*Exercise aim*:
Write every record out again exactly, and keep images out of it.

══ Provided material ══

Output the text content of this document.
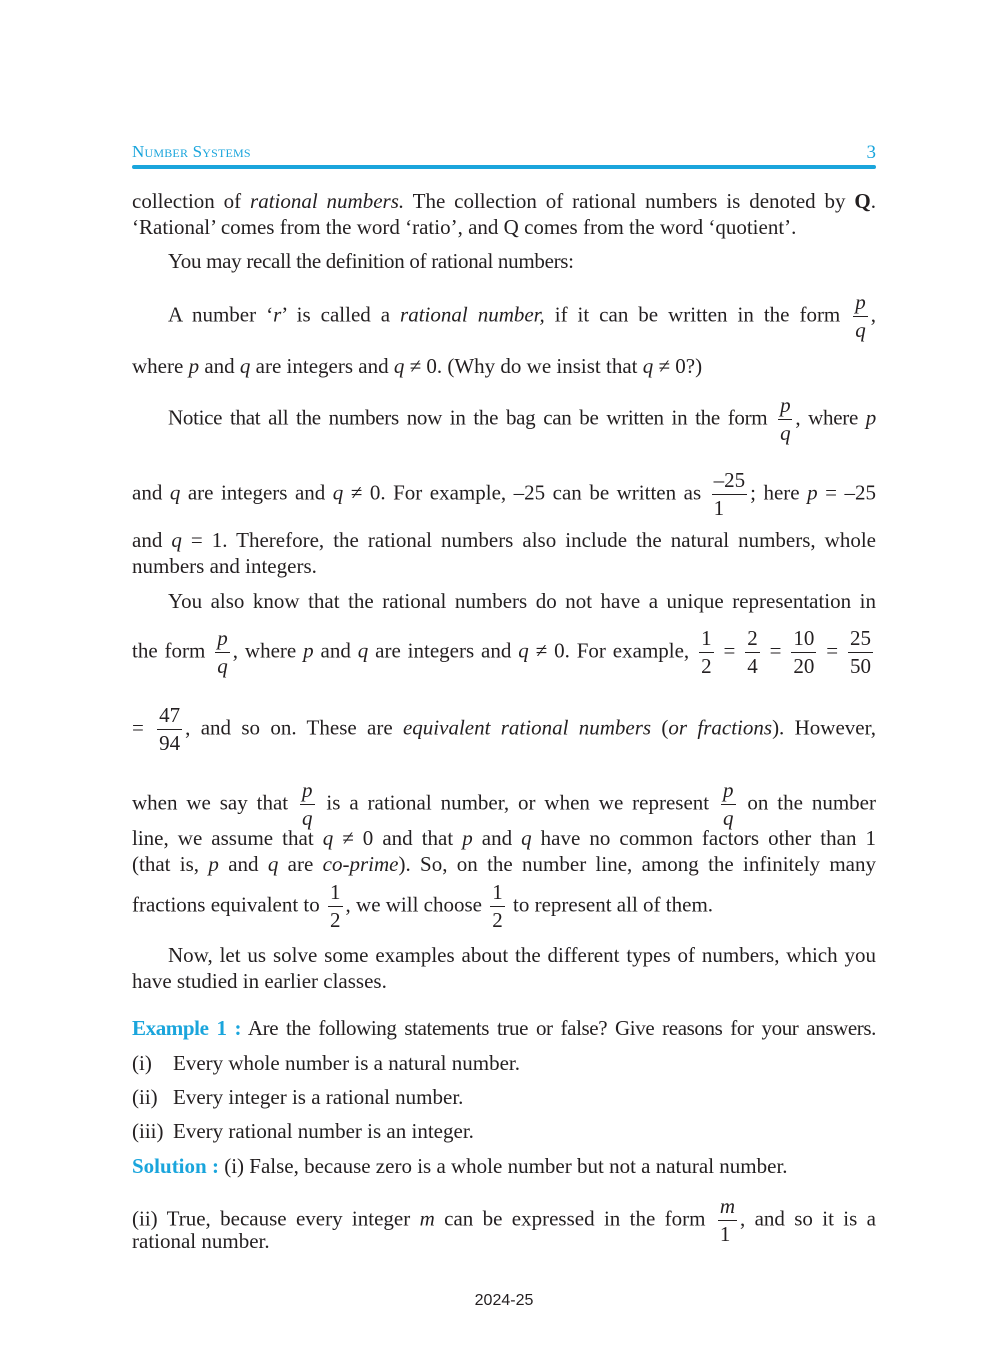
Number Systems	3
collection of rational numbers. The collection of rational numbers is denoted by Q.
‘Rational’ comes from the word ‘ratio’, and Q comes from the word ‘quotient’.
You may recall the definition of rational numbers:
A number ‘r’ is called a rational number, if it can be written in the form $\frac{p}{q}$ ,
where p and q are integers and q ≠ 0. (Why do we insist that q ≠ 0?)
Notice that all the numbers now in the bag can be written in the form $\frac{p}{q}$ , where p
and q are integers and q ≠ 0. For example, –25 can be written as $\frac{-25}{1}$ ; here p = –25
and q = 1. Therefore, the rational numbers also include the natural numbers, whole
numbers and integers.
You also know that the rational numbers do not have a unique representation in
the form $\frac{p}{q}$ , where p and q are integers and q ≠ 0. For example, $\frac{1}{2} = \frac{2}{4} = \frac{10}{20} = \frac{25}{50}$
= $\frac{47}{94}$ , and so on. These are equivalent rational numbers (or fractions). However,
when we say that $\frac{p}{q}$ is a rational number, or when we represent $\frac{p}{q}$ on the number
line, we assume that q ≠ 0 and that p and q have no common factors other than 1
(that is, p and q are co-prime). So, on the number line, among the infinitely many
fractions equivalent to $\frac{1}{2}$ , we will choose $\frac{1}{2}$ to represent all of them.
Now, let us solve some examples about the different types of numbers, which you
have studied in earlier classes.
Example 1 : Are the following statements true or false? Give reasons for your answers.
(i) Every whole number is a natural number.
(ii) Every integer is a rational number.
(iii) Every rational number is an integer.
Solution : (i) False, because zero is a whole number but not a natural number.
(ii) True, because every integer m can be expressed in the form $\frac{m}{1}$ , and so it is a
rational number.
2024-25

═══

*Task result*:
Output the text content of this document.
Number Systems	3
collection of rational numbers. The collection of rational numbers is denoted by Q.
‘Rational’ comes from the word ‘ratio’, and Q comes from the word ‘quotient’.
You may recall the definition of rational numbers:
A number ‘r’ is called a rational number, if it can be written in the form $\frac{p}{q}$ ,
where p and q are integers and q ≠ 0. (Why do we insist that q ≠ 0?)
Notice that all the numbers now in the bag can be written in the form $\frac{p}{q}$ , where p
and q are integers and q ≠ 0. For example, –25 can be written as $\frac{-25}{1}$ ; here p = –25
and q = 1. Therefore, the rational numbers also include the natural numbers, whole
numbers and integers.
You also know that the rational numbers do not have a unique representation in
the form $\frac{p}{q}$ , where p and q are integers and q ≠ 0. For example, $\frac{1}{2} = \frac{2}{4} = \frac{10}{20} = \frac{25}{50}$
= $\frac{47}{94}$ , and so on. These are equivalent rational numbers (or fractions). However,
when we say that $\frac{p}{q}$ is a rational number, or when we represent $\frac{p}{q}$ on the number
line, we assume that q ≠ 0 and that p and q have no common factors other than 1
(that is, p and q are co-prime). So, on the number line, among the infinitely many
fractions equivalent to $\frac{1}{2}$ , we will choose $\frac{1}{2}$ to represent all of them.
Now, let us solve some examples about the different types of numbers, which you
have studied in earlier classes.
Example 1 : Are the following statements true or false? Give reasons for your answers.
(i) Every whole number is a natural number.
(ii) Every integer is a rational number.
(iii) Every rational number is an integer.
Solution : (i) False, because zero is a whole number but not a natural number.
(ii) True, because every integer m can be expressed in the form $\frac{m}{1}$ , and so it is a
rational number.
2024-25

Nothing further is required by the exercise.